(課題の目的) 後に示す抜粋で、「2ドアのクーペ」であれば良い車種として筆者が名前を挙げているものをすべて書き出せ。

• 車種別
  • パーツ
  • 整備手帳
  • ブログ
  • みんカラ+

QLのブログ一覧

2011年09月29日 イイね!

エコよりエゴ

先日、フランクフルトモーターショーが開幕しました。内容的には今年度の他のモーターショーに比べてそれほど華やかでもないのですが、個人的にはこのフランクフルトが一番興味深かったりします。それというのも、最も身近なメーカーであるVW から面白そうなモデルが二つも発表されたからです。以下はそれらについてと、もう一車種について、感じたことを書き連ねてみたいと思います。

■ビートルRコンセプト
端的に言えば、次期愛車候補の大本命です。シロッコに裏切られた私にとって、新型ビートルのRバージョンの生産は一縷の希望であったのですが、それが今回のモーターショーでほぼ確約されたことになります。正直なところ、私はビートルという車種にそれほど関心を持っていたわけではありません。私が好きなのは「2ドアのクーペ」であり、そういった意味ではアウディ・TTでもホンダ・CR-Zでもトヨタ・FT-86でも良いのです。しかし、コストパフォーマンスの点でVW 車に勝るのはなかなか難しく、そんな折に発表された新型ビートルのデザインがやけにクラシカルかつシンプルで格好良かったことから、俄かに興味を持ち始めたというわけです。FT-86(もしくはスバル・BRZ)はまだ詳細なスペックが明らかにされていないですし、BMW の新型1シリーズにもかなり惹かれるのですが、とりあえず今後の乗り換え計画はこのモデルを軸として進めていくことになるでしょう。
エクステリアやインテリアのデザインについては、このままでもOKかと思います。さすがに20インチのホイールは頂けないですが、いざ販売となれば18か19インチに下げてくるはずです。全幅がノーマルモデルに比べて30mm 拡大されている点は少々気になりますね。トレッドを拡大した結果であるのなら良いのですが、リム幅の大きなホイールを履かせるためにフェンダーを広げているのなら納得できません。4モーション搭載ならば8J (なんなら7.5J )でも充分だと思います。タイヤの幅でグリップを稼ぐという方法はやめて、ハルデックスとXDSの能力をフル活用した前後左右のトルク配分の妙技でコーナリングスピードを高めて欲しいところです。エンジンはまず間違いなくゴルフRやシロッコRと同じものが積まれるでしょう。客層もゴルフRのそれより若くスポーツ志向が強いことが予想されるので、ROMチューンで簡単に300psオーバー → サーキット走行、というのがトレンドになりそうです。実際のところ、具体的な情報は何も出ていないのですが、このモデルに関しては大いに期待したいですね。

(データ項目)
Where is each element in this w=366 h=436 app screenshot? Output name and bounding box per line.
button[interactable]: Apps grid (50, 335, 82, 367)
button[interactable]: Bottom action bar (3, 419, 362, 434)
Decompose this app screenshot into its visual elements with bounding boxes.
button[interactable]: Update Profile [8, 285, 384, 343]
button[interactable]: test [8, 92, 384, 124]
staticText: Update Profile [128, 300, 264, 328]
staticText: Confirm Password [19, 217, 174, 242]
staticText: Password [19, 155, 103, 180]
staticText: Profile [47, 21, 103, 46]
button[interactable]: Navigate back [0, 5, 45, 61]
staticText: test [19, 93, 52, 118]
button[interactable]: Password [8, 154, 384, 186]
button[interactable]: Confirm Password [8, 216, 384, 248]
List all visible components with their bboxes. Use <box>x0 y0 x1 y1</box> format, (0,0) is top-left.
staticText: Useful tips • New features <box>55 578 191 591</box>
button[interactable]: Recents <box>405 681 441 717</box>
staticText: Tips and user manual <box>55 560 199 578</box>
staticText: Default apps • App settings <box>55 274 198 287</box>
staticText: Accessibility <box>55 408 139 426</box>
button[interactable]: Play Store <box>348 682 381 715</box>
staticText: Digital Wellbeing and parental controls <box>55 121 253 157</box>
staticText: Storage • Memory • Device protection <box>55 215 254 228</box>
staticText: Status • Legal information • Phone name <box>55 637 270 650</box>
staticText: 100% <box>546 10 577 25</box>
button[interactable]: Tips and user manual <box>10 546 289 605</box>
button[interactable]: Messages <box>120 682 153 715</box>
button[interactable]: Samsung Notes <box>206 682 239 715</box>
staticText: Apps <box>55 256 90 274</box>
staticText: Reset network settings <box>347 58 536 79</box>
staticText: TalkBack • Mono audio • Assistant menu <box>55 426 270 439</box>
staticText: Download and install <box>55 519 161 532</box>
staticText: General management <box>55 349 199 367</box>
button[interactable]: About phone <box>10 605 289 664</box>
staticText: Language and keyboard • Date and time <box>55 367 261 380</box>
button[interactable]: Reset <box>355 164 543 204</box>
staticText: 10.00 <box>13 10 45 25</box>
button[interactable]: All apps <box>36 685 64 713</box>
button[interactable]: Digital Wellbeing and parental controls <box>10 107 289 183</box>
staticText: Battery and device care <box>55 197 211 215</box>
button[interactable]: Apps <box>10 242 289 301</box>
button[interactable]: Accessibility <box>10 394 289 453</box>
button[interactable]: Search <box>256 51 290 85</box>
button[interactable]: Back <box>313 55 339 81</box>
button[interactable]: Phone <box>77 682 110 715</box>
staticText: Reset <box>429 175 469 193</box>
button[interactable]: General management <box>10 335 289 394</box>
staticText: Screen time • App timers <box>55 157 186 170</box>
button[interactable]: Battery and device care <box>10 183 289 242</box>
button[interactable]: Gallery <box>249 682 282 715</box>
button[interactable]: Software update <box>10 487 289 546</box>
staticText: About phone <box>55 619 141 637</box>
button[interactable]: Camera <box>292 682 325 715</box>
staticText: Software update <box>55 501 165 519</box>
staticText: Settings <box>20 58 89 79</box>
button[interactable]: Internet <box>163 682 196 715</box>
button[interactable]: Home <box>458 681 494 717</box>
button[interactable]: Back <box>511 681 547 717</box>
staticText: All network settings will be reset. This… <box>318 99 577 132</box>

(課題の結果) アウディ・TT、ホンダ・CR-Z、トヨタ・FT-86